**Do this**
Restate the records in their entirety, word for word.

>> start

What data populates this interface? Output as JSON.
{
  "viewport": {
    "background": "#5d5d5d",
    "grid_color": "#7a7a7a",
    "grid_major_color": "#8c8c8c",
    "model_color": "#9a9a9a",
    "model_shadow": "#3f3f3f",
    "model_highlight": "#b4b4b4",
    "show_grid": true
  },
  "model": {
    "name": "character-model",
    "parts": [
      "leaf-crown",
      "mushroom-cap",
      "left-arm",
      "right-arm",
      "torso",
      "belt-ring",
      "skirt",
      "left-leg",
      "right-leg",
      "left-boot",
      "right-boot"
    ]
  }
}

>> end

**Task output**
What data populates this interface? Output as JSON.
{
  "viewport": {
    "background": "#5d5d5d",
    "grid_color": "#7a7a7a",
    "grid_major_color": "#8c8c8c",
    "model_color": "#9a9a9a",
    "model_shadow": "#3f3f3f",
    "model_highlight": "#b4b4b4",
    "show_grid": true
  },
  "model": {
    "name": "character-model",
    "parts": [
      "leaf-crown",
      "mushroom-cap",
      "left-arm",
      "right-arm",
      "torso",
      "belt-ring",
      "skirt",
      "left-leg",
      "right-leg",
      "left-boot",
      "right-boot"
    ]
  }
}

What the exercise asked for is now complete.